— Start of RECORDS PROVIDED —

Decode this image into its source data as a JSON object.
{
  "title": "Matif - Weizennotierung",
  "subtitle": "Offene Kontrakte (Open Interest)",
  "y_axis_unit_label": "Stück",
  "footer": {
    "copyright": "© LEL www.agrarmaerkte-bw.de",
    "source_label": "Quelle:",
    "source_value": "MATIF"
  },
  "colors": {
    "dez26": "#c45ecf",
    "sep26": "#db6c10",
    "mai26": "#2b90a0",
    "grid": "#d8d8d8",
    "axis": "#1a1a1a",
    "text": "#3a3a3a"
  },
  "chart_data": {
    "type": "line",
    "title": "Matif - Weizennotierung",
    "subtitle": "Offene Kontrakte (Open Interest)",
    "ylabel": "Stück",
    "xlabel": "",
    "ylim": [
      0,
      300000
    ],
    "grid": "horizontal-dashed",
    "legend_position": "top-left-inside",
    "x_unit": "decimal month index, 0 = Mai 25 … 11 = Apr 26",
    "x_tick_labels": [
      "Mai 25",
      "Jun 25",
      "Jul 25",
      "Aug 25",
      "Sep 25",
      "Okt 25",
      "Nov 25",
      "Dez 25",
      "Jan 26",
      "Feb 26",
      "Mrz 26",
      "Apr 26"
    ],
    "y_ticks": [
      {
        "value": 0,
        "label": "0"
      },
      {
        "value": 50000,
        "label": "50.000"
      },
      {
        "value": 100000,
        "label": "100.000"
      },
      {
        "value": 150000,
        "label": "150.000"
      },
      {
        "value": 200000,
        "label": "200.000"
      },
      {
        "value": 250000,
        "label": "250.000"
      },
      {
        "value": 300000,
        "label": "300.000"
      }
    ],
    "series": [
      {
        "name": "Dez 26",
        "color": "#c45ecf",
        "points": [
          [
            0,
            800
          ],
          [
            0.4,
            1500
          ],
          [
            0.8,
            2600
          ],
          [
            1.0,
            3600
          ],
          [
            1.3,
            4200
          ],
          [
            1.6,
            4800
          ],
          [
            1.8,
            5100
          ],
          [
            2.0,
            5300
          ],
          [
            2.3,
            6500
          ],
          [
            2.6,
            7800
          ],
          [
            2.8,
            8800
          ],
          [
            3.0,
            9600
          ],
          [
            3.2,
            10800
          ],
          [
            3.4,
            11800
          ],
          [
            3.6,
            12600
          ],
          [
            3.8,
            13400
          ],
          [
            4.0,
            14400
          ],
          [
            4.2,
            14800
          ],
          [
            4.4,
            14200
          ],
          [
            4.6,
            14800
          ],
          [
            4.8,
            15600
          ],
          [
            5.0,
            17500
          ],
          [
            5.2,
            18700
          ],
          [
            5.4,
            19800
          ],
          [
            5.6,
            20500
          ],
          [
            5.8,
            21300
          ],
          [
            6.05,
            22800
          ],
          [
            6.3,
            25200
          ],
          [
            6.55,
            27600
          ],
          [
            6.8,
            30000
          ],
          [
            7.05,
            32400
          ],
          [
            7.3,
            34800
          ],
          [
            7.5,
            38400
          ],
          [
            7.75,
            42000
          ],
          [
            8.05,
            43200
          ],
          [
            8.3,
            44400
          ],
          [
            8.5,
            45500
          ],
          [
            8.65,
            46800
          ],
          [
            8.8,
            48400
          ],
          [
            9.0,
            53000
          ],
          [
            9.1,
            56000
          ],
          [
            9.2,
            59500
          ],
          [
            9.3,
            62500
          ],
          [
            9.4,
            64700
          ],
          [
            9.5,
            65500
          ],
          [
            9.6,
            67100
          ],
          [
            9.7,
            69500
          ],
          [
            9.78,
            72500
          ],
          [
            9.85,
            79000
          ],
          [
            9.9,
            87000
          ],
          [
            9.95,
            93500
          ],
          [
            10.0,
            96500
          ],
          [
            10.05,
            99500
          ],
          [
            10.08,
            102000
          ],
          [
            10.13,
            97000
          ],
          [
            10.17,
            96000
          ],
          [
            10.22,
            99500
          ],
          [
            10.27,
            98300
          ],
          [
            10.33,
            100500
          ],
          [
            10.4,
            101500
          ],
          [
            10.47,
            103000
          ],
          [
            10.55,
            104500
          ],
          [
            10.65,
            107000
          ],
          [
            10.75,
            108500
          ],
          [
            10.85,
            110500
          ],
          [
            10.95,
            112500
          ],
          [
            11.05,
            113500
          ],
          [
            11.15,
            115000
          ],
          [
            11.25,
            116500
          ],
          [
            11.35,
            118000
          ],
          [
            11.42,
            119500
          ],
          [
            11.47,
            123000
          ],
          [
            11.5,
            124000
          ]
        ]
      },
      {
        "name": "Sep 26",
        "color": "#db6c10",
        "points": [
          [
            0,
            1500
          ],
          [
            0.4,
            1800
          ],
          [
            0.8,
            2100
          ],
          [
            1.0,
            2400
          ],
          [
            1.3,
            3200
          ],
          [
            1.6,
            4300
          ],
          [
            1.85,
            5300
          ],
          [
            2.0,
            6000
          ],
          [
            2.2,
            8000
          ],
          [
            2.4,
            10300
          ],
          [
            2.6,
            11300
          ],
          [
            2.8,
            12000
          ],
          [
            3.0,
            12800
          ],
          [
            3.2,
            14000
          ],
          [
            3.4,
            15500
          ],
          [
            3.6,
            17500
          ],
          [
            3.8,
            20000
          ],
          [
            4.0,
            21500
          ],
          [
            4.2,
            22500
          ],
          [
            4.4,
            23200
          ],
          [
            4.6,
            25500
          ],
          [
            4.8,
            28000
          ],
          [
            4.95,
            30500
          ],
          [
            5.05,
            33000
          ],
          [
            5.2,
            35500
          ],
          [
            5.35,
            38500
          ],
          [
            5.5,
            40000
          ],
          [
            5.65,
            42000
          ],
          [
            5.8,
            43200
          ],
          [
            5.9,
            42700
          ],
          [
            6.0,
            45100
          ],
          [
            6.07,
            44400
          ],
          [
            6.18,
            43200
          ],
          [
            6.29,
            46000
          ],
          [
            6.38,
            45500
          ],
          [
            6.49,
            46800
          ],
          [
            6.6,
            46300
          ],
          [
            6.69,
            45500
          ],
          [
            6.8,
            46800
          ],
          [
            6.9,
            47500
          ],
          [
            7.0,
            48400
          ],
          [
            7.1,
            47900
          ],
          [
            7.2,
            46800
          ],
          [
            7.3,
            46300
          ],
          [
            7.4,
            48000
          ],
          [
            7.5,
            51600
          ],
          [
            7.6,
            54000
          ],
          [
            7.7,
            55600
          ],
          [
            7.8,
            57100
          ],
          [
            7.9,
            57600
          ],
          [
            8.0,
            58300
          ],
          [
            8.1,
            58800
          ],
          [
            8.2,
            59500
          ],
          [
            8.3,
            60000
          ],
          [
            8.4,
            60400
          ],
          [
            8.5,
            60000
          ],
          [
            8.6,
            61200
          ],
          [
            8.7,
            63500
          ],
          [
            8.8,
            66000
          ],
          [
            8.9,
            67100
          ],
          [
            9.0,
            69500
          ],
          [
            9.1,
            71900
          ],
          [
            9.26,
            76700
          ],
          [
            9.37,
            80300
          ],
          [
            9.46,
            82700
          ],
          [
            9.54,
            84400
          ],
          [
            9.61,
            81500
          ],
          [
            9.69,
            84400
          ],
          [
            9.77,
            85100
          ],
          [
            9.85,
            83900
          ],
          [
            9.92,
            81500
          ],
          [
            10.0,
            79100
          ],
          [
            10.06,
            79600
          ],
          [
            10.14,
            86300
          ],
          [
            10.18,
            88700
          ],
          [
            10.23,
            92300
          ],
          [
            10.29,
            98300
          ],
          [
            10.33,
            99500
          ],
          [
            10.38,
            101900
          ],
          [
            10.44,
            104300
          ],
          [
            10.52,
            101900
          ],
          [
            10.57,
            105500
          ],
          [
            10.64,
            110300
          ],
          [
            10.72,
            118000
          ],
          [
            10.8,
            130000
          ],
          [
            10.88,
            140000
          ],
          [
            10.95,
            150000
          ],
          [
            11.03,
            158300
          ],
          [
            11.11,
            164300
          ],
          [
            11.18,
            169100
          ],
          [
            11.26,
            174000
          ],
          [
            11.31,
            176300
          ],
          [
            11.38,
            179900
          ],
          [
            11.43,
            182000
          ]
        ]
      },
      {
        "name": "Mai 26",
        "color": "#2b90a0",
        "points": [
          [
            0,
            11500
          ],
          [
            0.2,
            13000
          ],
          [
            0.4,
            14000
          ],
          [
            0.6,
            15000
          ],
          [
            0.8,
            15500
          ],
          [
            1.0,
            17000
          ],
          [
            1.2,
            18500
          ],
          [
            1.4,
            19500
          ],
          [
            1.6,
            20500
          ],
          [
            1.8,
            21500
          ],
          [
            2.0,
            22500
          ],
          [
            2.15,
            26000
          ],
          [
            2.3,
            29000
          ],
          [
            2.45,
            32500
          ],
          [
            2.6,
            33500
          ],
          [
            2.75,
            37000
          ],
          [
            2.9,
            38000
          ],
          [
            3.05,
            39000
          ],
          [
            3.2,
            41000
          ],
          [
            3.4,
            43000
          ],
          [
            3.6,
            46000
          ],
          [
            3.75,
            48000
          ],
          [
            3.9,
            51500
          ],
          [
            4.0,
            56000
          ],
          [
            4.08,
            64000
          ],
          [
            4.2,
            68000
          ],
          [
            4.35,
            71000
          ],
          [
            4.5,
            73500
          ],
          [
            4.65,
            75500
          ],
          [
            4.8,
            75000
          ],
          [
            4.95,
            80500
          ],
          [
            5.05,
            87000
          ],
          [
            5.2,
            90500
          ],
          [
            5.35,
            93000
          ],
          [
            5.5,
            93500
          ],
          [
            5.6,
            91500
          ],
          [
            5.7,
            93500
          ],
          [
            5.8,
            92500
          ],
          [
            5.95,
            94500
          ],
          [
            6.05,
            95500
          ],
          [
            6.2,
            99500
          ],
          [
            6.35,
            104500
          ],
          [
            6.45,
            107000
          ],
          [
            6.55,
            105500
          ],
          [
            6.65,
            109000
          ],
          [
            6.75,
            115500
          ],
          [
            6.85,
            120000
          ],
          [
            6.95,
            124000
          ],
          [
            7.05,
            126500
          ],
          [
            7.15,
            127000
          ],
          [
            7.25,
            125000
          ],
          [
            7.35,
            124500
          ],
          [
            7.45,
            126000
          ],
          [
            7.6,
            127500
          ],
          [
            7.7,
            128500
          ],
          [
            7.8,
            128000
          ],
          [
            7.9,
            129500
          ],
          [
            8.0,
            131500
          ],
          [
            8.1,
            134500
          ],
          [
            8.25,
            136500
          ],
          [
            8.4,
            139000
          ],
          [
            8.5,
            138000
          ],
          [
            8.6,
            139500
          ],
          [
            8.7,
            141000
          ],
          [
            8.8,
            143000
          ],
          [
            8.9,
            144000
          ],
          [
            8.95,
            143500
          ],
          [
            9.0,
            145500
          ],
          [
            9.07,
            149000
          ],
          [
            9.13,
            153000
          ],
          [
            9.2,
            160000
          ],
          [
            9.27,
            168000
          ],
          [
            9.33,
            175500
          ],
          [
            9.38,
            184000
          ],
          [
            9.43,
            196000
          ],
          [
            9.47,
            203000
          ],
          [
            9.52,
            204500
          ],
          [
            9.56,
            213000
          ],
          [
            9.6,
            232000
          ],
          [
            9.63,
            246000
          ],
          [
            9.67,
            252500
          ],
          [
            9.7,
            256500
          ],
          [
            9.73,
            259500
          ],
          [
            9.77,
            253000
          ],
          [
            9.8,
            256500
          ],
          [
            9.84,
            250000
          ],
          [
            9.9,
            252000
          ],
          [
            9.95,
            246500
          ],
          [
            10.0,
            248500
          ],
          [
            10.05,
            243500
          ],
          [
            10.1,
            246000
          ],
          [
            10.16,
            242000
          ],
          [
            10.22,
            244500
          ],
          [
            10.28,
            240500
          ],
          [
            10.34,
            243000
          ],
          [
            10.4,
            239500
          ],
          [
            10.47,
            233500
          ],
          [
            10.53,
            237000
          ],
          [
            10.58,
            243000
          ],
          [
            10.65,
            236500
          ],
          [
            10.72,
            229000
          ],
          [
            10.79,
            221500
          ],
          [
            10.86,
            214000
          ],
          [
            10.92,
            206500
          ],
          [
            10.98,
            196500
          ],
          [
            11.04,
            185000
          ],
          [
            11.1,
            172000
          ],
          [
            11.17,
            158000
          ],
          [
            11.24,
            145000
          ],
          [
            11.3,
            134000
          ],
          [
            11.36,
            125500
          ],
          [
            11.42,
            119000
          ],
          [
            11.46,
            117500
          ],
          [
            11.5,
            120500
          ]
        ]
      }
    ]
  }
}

— End of RECORDS PROVIDED —

TASK DETAILS
Using the records given above, list every line that includes the word "grid".

ANSWER FOR THIS EXERCISE
    "grid": "#d8d8d8",
    "grid": "horizontal-dashed",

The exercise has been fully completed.